• _Exercise objective_:
Lay out the rows below as a Markdown table with two columns, Number and Line, giving each line its row number and leaving out blank lines.

• _Dataset_:
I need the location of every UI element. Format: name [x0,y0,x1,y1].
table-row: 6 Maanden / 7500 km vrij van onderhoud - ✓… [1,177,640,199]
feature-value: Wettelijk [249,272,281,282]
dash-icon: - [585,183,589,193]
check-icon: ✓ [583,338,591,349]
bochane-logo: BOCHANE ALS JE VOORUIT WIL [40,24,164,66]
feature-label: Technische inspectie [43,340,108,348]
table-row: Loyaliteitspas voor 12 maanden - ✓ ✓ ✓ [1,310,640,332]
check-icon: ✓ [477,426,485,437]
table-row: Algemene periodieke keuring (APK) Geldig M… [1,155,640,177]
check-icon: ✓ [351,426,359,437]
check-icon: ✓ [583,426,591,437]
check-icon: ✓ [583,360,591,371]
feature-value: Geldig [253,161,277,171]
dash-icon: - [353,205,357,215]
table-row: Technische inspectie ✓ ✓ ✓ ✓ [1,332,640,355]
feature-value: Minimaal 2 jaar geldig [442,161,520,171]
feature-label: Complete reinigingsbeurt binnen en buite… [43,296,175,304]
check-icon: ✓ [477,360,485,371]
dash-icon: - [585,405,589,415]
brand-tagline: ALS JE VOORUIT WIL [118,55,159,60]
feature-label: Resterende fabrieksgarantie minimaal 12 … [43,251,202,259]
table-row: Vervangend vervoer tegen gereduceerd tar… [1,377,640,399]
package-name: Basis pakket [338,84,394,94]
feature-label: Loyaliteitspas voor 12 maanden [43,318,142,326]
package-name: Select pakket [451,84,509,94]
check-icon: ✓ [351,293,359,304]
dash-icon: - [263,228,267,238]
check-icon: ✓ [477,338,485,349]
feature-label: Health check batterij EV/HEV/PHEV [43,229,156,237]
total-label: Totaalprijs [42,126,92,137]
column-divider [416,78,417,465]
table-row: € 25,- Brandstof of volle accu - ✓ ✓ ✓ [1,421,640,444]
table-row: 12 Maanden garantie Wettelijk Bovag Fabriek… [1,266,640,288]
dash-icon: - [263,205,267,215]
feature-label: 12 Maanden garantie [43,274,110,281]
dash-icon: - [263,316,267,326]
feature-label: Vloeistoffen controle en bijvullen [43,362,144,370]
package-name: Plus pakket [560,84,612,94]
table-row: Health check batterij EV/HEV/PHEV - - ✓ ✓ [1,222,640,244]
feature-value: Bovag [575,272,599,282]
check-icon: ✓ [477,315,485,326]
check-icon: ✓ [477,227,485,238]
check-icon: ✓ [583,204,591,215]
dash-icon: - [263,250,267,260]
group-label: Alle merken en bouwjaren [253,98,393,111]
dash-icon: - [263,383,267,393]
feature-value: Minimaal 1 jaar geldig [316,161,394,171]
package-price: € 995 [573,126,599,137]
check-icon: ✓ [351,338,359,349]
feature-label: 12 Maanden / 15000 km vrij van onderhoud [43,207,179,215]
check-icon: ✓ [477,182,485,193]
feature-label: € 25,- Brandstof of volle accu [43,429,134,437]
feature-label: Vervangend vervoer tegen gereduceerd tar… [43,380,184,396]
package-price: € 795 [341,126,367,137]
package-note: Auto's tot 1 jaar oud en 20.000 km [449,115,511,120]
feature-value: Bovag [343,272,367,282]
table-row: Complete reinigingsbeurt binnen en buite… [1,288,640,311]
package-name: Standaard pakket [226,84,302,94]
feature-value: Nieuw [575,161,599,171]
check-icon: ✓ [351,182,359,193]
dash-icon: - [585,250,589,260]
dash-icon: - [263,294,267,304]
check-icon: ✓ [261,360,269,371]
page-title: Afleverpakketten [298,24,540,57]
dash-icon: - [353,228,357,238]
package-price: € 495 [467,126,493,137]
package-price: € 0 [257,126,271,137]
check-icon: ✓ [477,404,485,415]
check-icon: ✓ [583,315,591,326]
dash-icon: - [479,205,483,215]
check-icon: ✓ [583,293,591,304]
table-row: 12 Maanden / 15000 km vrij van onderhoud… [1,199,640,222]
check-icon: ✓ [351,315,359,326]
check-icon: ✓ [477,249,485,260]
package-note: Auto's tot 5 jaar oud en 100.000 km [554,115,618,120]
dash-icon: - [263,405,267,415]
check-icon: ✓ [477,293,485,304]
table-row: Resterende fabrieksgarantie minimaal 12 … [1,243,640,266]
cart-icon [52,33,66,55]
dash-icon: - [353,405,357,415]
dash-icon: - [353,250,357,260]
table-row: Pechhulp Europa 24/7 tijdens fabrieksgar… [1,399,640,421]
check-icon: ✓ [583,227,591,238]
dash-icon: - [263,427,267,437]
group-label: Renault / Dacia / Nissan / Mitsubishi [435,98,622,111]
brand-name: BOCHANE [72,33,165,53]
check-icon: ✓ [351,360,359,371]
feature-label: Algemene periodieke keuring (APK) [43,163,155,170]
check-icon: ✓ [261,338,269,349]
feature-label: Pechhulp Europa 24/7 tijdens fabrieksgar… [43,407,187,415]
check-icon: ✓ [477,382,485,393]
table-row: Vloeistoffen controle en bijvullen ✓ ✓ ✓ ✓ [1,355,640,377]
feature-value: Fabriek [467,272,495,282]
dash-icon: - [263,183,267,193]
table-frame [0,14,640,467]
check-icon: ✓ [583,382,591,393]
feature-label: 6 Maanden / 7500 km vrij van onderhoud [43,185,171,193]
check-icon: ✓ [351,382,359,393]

• _Written response_:
| Number | Line |
|---|---|
| 1 | I need the location of every UI element. Format: name [x0,y0,x1,y1]. |
| 2 | table-row: 6 Maanden / 7500 km vrij van onderhoud - ✓… [1,177,640,199] |
| 3 | feature-value: Wettelijk [249,272,281,282] |
| 4 | dash-icon: - [585,183,589,193] |
| 5 | check-icon: ✓ [583,338,591,349] |
| 6 | bochane-logo: BOCHANE ALS JE VOORUIT WIL [40,24,164,66] |
| 7 | feature-label: Technische inspectie [43,340,108,348] |
| 8 | table-row: Loyaliteitspas voor 12 maanden - ✓ ✓ ✓ [1,310,640,332] |
| 9 | check-icon: ✓ [477,426,485,437] |
| 10 | table-row: Algemene periodieke keuring (APK) Geldig M… [1,155,640,177] |
| 11 | check-icon: ✓ [351,426,359,437] |
| 12 | check-icon: ✓ [583,426,591,437] |
| 13 | check-icon: ✓ [583,360,591,371] |
| 14 | feature-value: Geldig [253,161,277,171] |
| 15 | dash-icon: - [353,205,357,215] |
| 16 | table-row: Technische inspectie ✓ ✓ ✓ ✓ [1,332,640,355] |
| 17 | feature-value: Minimaal 2 jaar geldig [442,161,520,171] |
| 18 | feature-label: Complete reinigingsbeurt binnen en buite… [43,296,175,304] |
| 19 | check-icon: ✓ [477,360,485,371] |
| 20 | dash-icon: - [585,405,589,415] |
| 21 | brand-tagline: ALS JE VOORUIT WIL [118,55,159,60] |
| 22 | feature-label: Resterende fabrieksgarantie minimaal 12 … [43,251,202,259] |
| 23 | table-row: Vervangend vervoer tegen gereduceerd tar… [1,377,640,399] |
| 24 | package-name: Basis pakket [338,84,394,94] |
| 25 | feature-label: Loyaliteitspas voor 12 maanden [43,318,142,326] |
| 26 | package-name: Select pakket [451,84,509,94] |
| 27 | check-icon: ✓ [351,293,359,304] |
| 28 | dash-icon: - [263,228,267,238] |
| 29 | check-icon: ✓ [477,338,485,349] |
| 30 | feature-label: Health check batterij EV/HEV/PHEV [43,229,156,237] |
| 31 | total-label: Totaalprijs [42,126,92,137] |
| 32 | column-divider [416,78,417,465] |
| 33 | table-row: € 25,- Brandstof of volle accu - ✓ ✓ ✓ [1,421,640,444] |
| 34 | table-row: 12 Maanden garantie Wettelijk Bovag Fabriek… [1,266,640,288] |
| 35 | dash-icon: - [263,205,267,215] |
| 36 | feature-label: 12 Maanden garantie [43,274,110,281] |
| 37 | dash-icon: - [263,316,267,326] |
| 38 | feature-label: Vloeistoffen controle en bijvullen [43,362,144,370] |
| 39 | package-name: Plus pakket [560,84,612,94] |
| 40 | table-row: Health check batterij EV/HEV/PHEV - - ✓ ✓ [1,222,640,244] |
| 41 | feature-value: Bovag [575,272,599,282] |
| 42 | check-icon: ✓ [477,315,485,326] |
| 43 | check-icon: ✓ [477,227,485,238] |
| 44 | check-icon: ✓ [583,204,591,215] |
| 45 | dash-icon: - [263,250,267,260] |
| 46 | group-label: Alle merken en bouwjaren [253,98,393,111] |
| 47 | dash-icon: - [263,383,267,393] |
| 48 | feature-value: Minimaal 1 jaar geldig [316,161,394,171] |
| 49 | package-price: € 995 [573,126,599,137] |
| 50 | check-icon: ✓ [351,338,359,349] |
| 51 | feature-label: 12 Maanden / 15000 km vrij van onderhoud [43,207,179,215] |
| 52 | check-icon: ✓ [477,182,485,193] |
| 53 | feature-label: € 25,- Brandstof of volle accu [43,429,134,437] |
| 54 | feature-label: Vervangend vervoer tegen gereduceerd tar… [43,380,184,396] |
| 55 | package-price: € 795 [341,126,367,137] |
| 56 | package-note: Auto's tot 1 jaar oud en 20.000 km [449,115,511,120] |
| 57 | feature-value: Bovag [343,272,367,282] |
| 58 | table-row: Complete reinigingsbeurt binnen en buite… [1,288,640,311] |
| 59 | package-name: Standaard pakket [226,84,302,94] |
| 60 | feature-value: Nieuw [575,161,599,171] |
| 61 | check-icon: ✓ [351,182,359,193] |
| 62 | dash-icon: - [585,250,589,260] |
| 63 | dash-icon: - [263,294,267,304] |
| 64 | check-icon: ✓ [261,360,269,371] |
| 65 | page-title: Afleverpakketten [298,24,540,57] |
| 66 | dash-icon: - [353,228,357,238] |
| 67 | package-price: € 495 [467,126,493,137] |
| 68 | package-price: € 0 [257,126,271,137] |
| 69 | check-icon: ✓ [477,404,485,415] |
| 70 | check-icon: ✓ [583,315,591,326] |
| 71 | dash-icon: - [479,205,483,215] |
| 72 | check-icon: ✓ [583,293,591,304] |
| 73 | table-row: 12 Maanden / 15000 km vrij van onderhoud… [1,199,640,222] |
| 74 | check-icon: ✓ [351,315,359,326] |
| 75 | check-icon: ✓ [477,249,485,260] |
| 76 | package-note: Auto's tot 5 jaar oud en 100.000 km [554,115,618,120] |
| 77 | dash-icon: - [263,405,267,415] |
| 78 | check-icon: ✓ [477,293,485,304] |
| 79 | table-row: Resterende fabrieksgarantie minimaal 12 … [1,243,640,266] |
| 80 | cart-icon [52,33,66,55] |
| 81 | dash-icon: - [353,405,357,415] |
| 82 | dash-icon: - [353,250,357,260] |
| 83 | table-row: Pechhulp Europa 24/7 tijdens fabrieksgar… [1,399,640,421] |
| 84 | check-icon: ✓ [583,227,591,238] |
| 85 | dash-icon: - [263,427,267,437] |
| 86 | group-label: Renault / Dacia / Nissan / Mitsubishi [435,98,622,111] |
| 87 | brand-name: BOCHANE [72,33,165,53] |
| 88 | check-icon: ✓ [351,360,359,371] |
| 89 | feature-label: Algemene periodieke keuring (APK) [43,163,155,170] |
| 90 | check-icon: ✓ [261,338,269,349] |
| 91 | feature-label: Pechhulp Europa 24/7 tijdens fabrieksgar… [43,407,187,415] |
| 92 | check-icon: ✓ [477,382,485,393] |
| 93 | table-row: Vloeistoffen controle en bijvullen ✓ ✓ ✓ ✓ [1,355,640,377] |
| 94 | feature-value: Fabriek [467,272,495,282] |
| 95 | dash-icon: - [263,183,267,193] |
| 96 | table-frame [0,14,640,467] |
| 97 | check-icon: ✓ [583,382,591,393] |
| 98 | feature-label: 6 Maanden / 7500 km vrij van onderhoud [43,185,171,193] |
| 99 | check-icon: ✓ [351,382,359,393] |